[Task goal]
Repeat every record below exactly, leaving out the pictures.

[The records]
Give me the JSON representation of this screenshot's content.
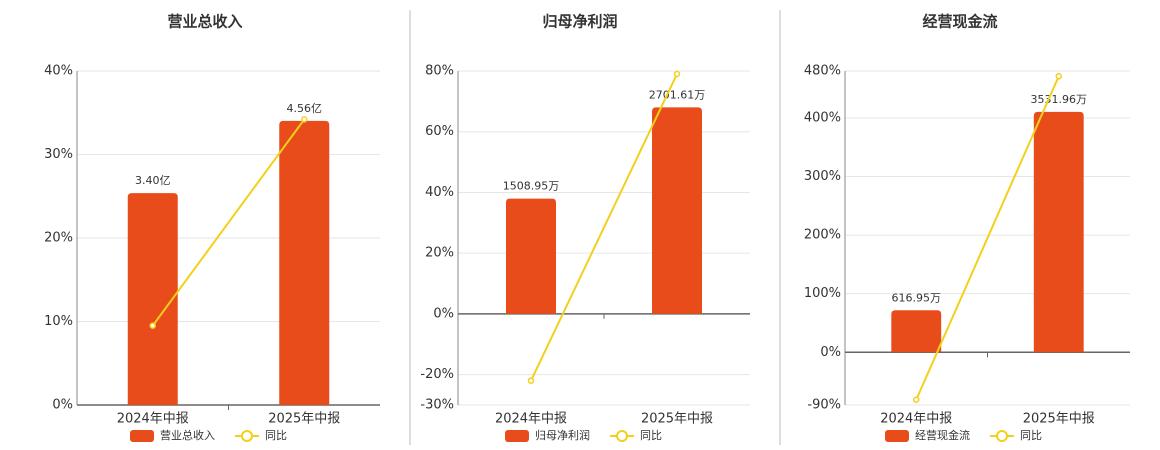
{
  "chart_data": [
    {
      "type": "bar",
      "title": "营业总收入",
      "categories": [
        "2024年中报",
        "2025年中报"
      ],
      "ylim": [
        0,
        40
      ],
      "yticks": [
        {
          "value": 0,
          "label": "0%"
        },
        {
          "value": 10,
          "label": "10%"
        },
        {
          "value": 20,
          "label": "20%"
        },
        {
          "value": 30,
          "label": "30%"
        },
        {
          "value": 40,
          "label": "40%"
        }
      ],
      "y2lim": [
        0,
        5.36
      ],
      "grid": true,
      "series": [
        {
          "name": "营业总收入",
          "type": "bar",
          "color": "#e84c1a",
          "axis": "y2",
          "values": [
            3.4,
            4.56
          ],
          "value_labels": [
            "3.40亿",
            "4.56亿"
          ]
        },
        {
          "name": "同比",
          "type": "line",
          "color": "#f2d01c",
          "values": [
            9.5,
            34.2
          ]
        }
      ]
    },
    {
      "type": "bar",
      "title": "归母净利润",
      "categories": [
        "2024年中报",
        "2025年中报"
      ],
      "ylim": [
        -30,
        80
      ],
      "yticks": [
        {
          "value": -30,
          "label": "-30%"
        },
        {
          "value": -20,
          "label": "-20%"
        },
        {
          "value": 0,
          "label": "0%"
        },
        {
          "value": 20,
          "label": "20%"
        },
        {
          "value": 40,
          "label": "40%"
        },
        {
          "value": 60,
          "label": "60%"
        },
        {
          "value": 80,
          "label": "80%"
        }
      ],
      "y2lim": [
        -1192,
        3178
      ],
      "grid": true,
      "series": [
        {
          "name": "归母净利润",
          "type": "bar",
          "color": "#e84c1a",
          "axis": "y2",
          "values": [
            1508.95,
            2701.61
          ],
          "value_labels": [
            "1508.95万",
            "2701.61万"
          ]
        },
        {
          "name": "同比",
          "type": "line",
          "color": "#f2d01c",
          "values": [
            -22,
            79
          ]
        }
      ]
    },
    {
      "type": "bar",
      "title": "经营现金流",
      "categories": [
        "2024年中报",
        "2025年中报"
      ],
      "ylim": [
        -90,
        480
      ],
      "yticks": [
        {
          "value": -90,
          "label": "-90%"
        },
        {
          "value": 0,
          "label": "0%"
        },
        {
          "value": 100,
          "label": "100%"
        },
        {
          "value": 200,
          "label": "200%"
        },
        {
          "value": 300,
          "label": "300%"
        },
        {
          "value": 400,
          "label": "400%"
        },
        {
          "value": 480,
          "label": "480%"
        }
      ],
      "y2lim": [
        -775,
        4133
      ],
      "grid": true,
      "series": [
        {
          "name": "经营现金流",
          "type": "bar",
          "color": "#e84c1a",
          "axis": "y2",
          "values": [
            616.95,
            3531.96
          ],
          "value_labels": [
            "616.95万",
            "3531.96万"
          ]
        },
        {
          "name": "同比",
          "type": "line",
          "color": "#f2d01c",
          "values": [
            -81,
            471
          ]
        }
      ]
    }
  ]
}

[Expected output]
Give me the JSON representation of this screenshot's content.
{
  "chart_data": [
    {
      "type": "bar",
      "title": "营业总收入",
      "categories": [
        "2024年中报",
        "2025年中报"
      ],
      "ylim": [
        0,
        40
      ],
      "yticks": [
        {
          "value": 0,
          "label": "0%"
        },
        {
          "value": 10,
          "label": "10%"
        },
        {
          "value": 20,
          "label": "20%"
        },
        {
          "value": 30,
          "label": "30%"
        },
        {
          "value": 40,
          "label": "40%"
        }
      ],
      "y2lim": [
        0,
        5.36
      ],
      "grid": true,
      "series": [
        {
          "name": "营业总收入",
          "type": "bar",
          "color": "#e84c1a",
          "axis": "y2",
          "values": [
            3.4,
            4.56
          ],
          "value_labels": [
            "3.40亿",
            "4.56亿"
          ]
        },
        {
          "name": "同比",
          "type": "line",
          "color": "#f2d01c",
          "values": [
            9.5,
            34.2
          ]
        }
      ]
    },
    {
      "type": "bar",
      "title": "归母净利润",
      "categories": [
        "2024年中报",
        "2025年中报"
      ],
      "ylim": [
        -30,
        80
      ],
      "yticks": [
        {
          "value": -30,
          "label": "-30%"
        },
        {
          "value": -20,
          "label": "-20%"
        },
        {
          "value": 0,
          "label": "0%"
        },
        {
          "value": 20,
          "label": "20%"
        },
        {
          "value": 40,
          "label": "40%"
        },
        {
          "value": 60,
          "label": "60%"
        },
        {
          "value": 80,
          "label": "80%"
        }
      ],
      "y2lim": [
        -1192,
        3178
      ],
      "grid": true,
      "series": [
        {
          "name": "归母净利润",
          "type": "bar",
          "color": "#e84c1a",
          "axis": "y2",
          "values": [
            1508.95,
            2701.61
          ],
          "value_labels": [
            "1508.95万",
            "2701.61万"
          ]
        },
        {
          "name": "同比",
          "type": "line",
          "color": "#f2d01c",
          "values": [
            -22,
            79
          ]
        }
      ]
    },
    {
      "type": "bar",
      "title": "经营现金流",
      "categories": [
        "2024年中报",
        "2025年中报"
      ],
      "ylim": [
        -90,
        480
      ],
      "yticks": [
        {
          "value": -90,
          "label": "-90%"
        },
        {
          "value": 0,
          "label": "0%"
        },
        {
          "value": 100,
          "label": "100%"
        },
        {
          "value": 200,
          "label": "200%"
        },
        {
          "value": 300,
          "label": "300%"
        },
        {
          "value": 400,
          "label": "400%"
        },
        {
          "value": 480,
          "label": "480%"
        }
      ],
      "y2lim": [
        -775,
        4133
      ],
      "grid": true,
      "series": [
        {
          "name": "经营现金流",
          "type": "bar",
          "color": "#e84c1a",
          "axis": "y2",
          "values": [
            616.95,
            3531.96
          ],
          "value_labels": [
            "616.95万",
            "3531.96万"
          ]
        },
        {
          "name": "同比",
          "type": "line",
          "color": "#f2d01c",
          "values": [
            -81,
            471
          ]
        }
      ]
    }
  ]
}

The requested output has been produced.